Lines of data
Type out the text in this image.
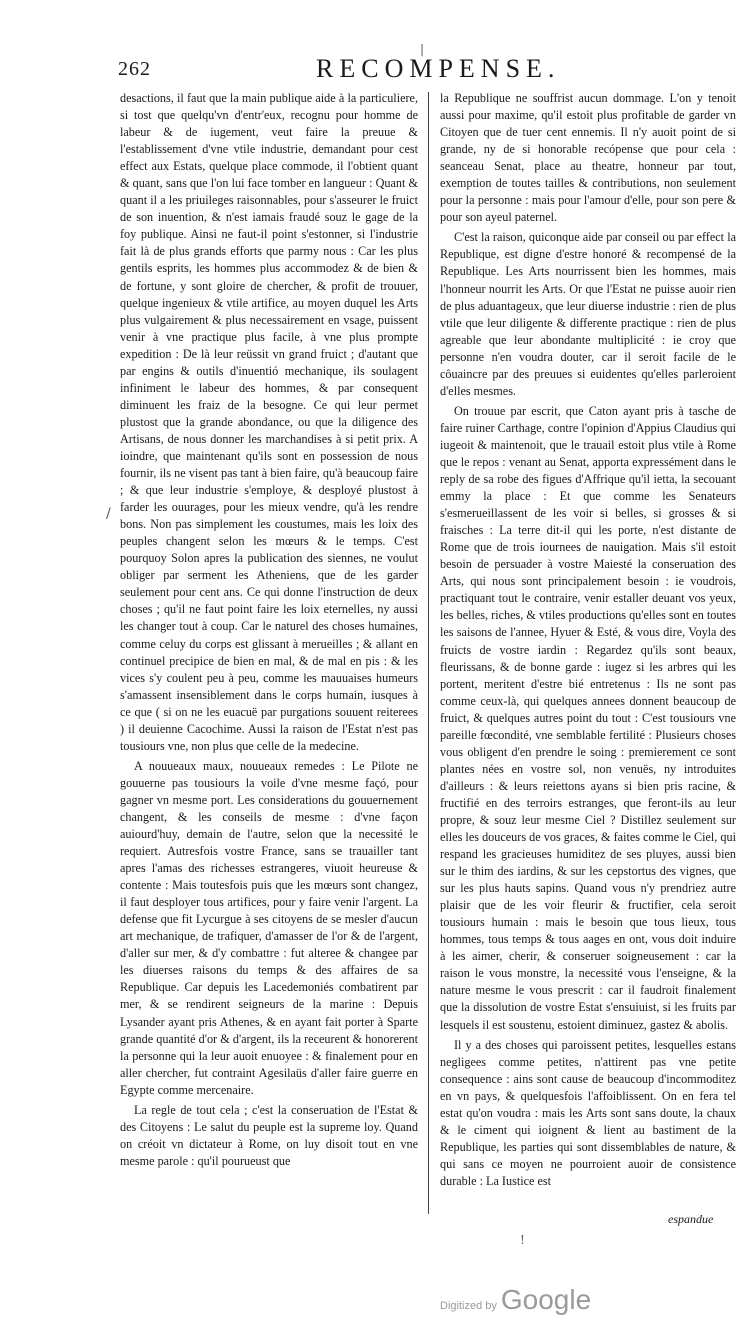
|
262	RECOMPENSE.

desactions, il faut que la main publique aide à la particuliere, si tost que quelqu'vn d'entr'eux, recognu pour homme de labeur & de iugement, veut faire la preuue & l'establissement d'vne vtile industrie, demandant pour cest effect aux Estats, quelque place commode, il l'obtient quant & quant, sans que l'on lui face tomber en langueur : Quant & quant il a les priuileges raisonnables, pour s'asseurer le fruict de son inuention, & n'est iamais fraudé souz le gage de la foy publique. Ainsi ne faut-il point s'estonner, si l'industrie fait là de plus grands efforts que parmy nous : Car les plus gentils esprits, les hommes plus accommodez & de bien & de fortune, y sont gloire de chercher, & profit de trouuer, quelque ingenieux & vtile artifice, au moyen duquel les Arts plus vulgairement & plus necessairement en vsage, puissent venir à vne practique plus facile, à vne plus prompte expedition : De là leur reüssit vn grand fruict ; d'autant que par engins & outils d'inuentió mechanique, ils soulagent infiniment le labeur des hommes, & par consequent diminuent les fraiz de la besogne. Ce qui leur permet plustost que la grande abondance, ou que la diligence des Artisans, de nous donner les marchandises à si petit prix. A ioindre, que maintenant qu'ils sont en possession de nous fournir, ils ne visent pas tant à bien faire, qu'à beaucoup faire ; & que leur industrie s'employe, & desployé plustost à farder les ouurages, pour les mieux vendre, qu'à les rendre bons. Non pas simplement les coustumes, mais les loix des peuples changent selon les mœurs & le temps. C'est pourquoy Solon apres la publication des siennes, ne voulut obliger par serment les Atheniens, que de les garder seulement pour cent ans. Ce qui donne l'instruction de deux choses ; qu'il ne faut point faire les loix eternelles, ny aussi les changer tout à coup. Car le naturel des choses humaines, comme celuy du corps est glissant à merueilles ; & allant en continuel precipice de bien en mal, & de mal en pis : & les vices s'y coulent peu à peu, comme les mauuaises humeurs s'amassent insensiblement dans le corps humain, iusques à ce que ( si on ne les euacuë par purgations souuent reiterees ) il deuienne Cacochime. Aussi la raison de l'Estat n'est pas tousiours vne, non plus que celle de la medecine.

A nouueaux maux, nouueaux remedes : Le Pilote ne gouuerne pas tousiours la voile d'vne mesme façó, pour gagner vn mesme port. Les considerations du gouuernement changent, & les conseils de mesme : d'vne façon auiourd'huy, demain de l'autre, selon que la necessité le requiert. Autresfois vostre France, sans se trauailler tant apres l'amas des richesses estrangeres, viuoit heureuse & contente : Mais toutesfois puis que les mœurs sont changez, il faut desployer tous artifices, pour y faire venir l'argent. La defense que fit Lycurgue à ses citoyens de se mesler d'aucun art mechanique, de trafiquer, d'amasser de l'or & de l'argent, d'aller sur mer, & d'y combattre : fut alteree & changee par les diuerses raisons du temps & des affaires de sa Republique. Car depuis les Lacedemoniés combatirent par mer, & se rendirent seigneurs de la marine : Depuis Lysander ayant pris Athenes, & en ayant fait porter à Sparte grande quantité d'or & d'argent, ils la receurent & honorerent la personne qui la leur auoit enuoyee : & finalement pour en aller chercher, fut contraint Agesilaüs d'aller faire guerre en Egypte comme mercenaire.

La regle de tout cela ; c'est la conseruation de l'Estat & des Citoyens : Le salut du peuple est la supreme loy. Quand on créoit vn dictateur à Rome, on luy disoit tout en vne mesme parole : qu'il pourueust que

la Republique ne souffrist aucun dommage. L'on y tenoit aussi pour maxime, qu'il estoit plus profitable de garder vn Citoyen que de tuer cent ennemis. Il n'y auoit point de si grande, ny de si honorable recópense que pour cela : seanceau Senat, place au theatre, honneur par tout, exemption de toutes tailles & contributions, non seulement pour la personne : mais pour l'amour d'elle, pour son pere & pour son ayeul paternel.

C'est la raison, quiconque aide par conseil ou par effect la Republique, est digne d'estre honoré & recompensé de la Republique. Les Arts nourrissent bien les hommes, mais l'honneur nourrit les Arts. Or que l'Estat ne puisse auoir rien de plus aduantageux, que leur diuerse industrie : rien de plus vtile que leur diligente & differente practique : rien de plus agreable que leur abondante multiplicité : ie croy que personne n'en voudra douter, car il seroit facile de le côuaincre par des preuues si euidentes qu'elles parleroient d'elles mesmes.

On trouue par escrit, que Caton ayant pris à tasche de faire ruiner Carthage, contre l'opinion d'Appius Claudius qui iugeoit & maintenoit, que le trauail estoit plus vtile à Rome que le repos : venant au Senat, apporta expressément dans le reply de sa robe des figues d'Affrique qu'il ietta, la secouant emmy la place : Et que comme les Senateurs s'esmerueillassent de les voir si belles, si grosses & si fraisches : La terre dit-il qui les porte, n'est distante de Rome que de trois iournees de nauigation. Mais s'il estoit besoin de persuader à vostre Maiesté la conseruation des Arts, qui nous sont principalement besoin : ie voudrois, practiquant tout le contraire, venir estaller deuant vos yeux, les belles, riches, & vtiles productions qu'elles sont en toutes les saisons de l'annee, Hyuer & Esté, & vous dire, Voyla des fruicts de vostre iardin : Regardez qu'ils sont beaux, fleurissans, & de bonne garde : iugez si les arbres qui les portent, meritent d'estre bié entretenus : Ils ne sont pas comme ceux-là, qui quelques annees donnent beaucoup de fruict, & quelques autres point du tout : C'est tousiours vne pareille fœcondité, vne semblable fertilité : Plusieurs choses vous obligent d'en prendre le soing : premierement ce sont plantes nées en vostre sol, non venuës, ny introduites d'ailleurs : & leurs reiettons ayans si bien pris racine, & fructifié en des terroirs estranges, que feront-ils au leur propre, & souz leur mesme Ciel ? Distillez seulement sur elles les douceurs de vos graces, & faites comme le Ciel, qui respand les gracieuses humiditez de ses pluyes, aussi bien sur le thim des iardins, & sur les cepstortus des vignes, que sur les plus hauts sapins. Quand vous n'y prendriez autre plaisir que de les voir fleurir & fructifier, cela seroit tousiours humain : mais le besoin que tous lieux, tous hommes, tous temps & tous aages en ont, vous doit induire à les aimer, cherir, & conseruer soigneusement : car la raison le vous monstre, la necessité vous l'enseigne, & la nature mesme le vous prescrit : car il faudroit finalement que la dissolution de vostre Estat s'ensuiuist, si les fruits par lesquels il est soustenu, estoient diminuez, gastez & abolis.

Il y a des choses qui paroissent petites, lesquelles estans negligees comme petites, n'attirent pas vne petite consequence : ains sont cause de beaucoup d'incommoditez en vn pays, & quelquesfois l'affoiblissent. On en fera tel estat qu'on voudra : mais les Arts sont sans doute, la chaux & le ciment qui ioignent & lient au bastiment de la Republique, les parties qui sont dissemblables de nature, & qui sans ce moyen ne pourroient auoir de consistence durable : La Iustice est

/
espandue
!
Digitized by Google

SHORT TASK
Among the lines of the data above, determine how many contain the word "honneur". Report the number alone.

COMPLETED EXERCISE
2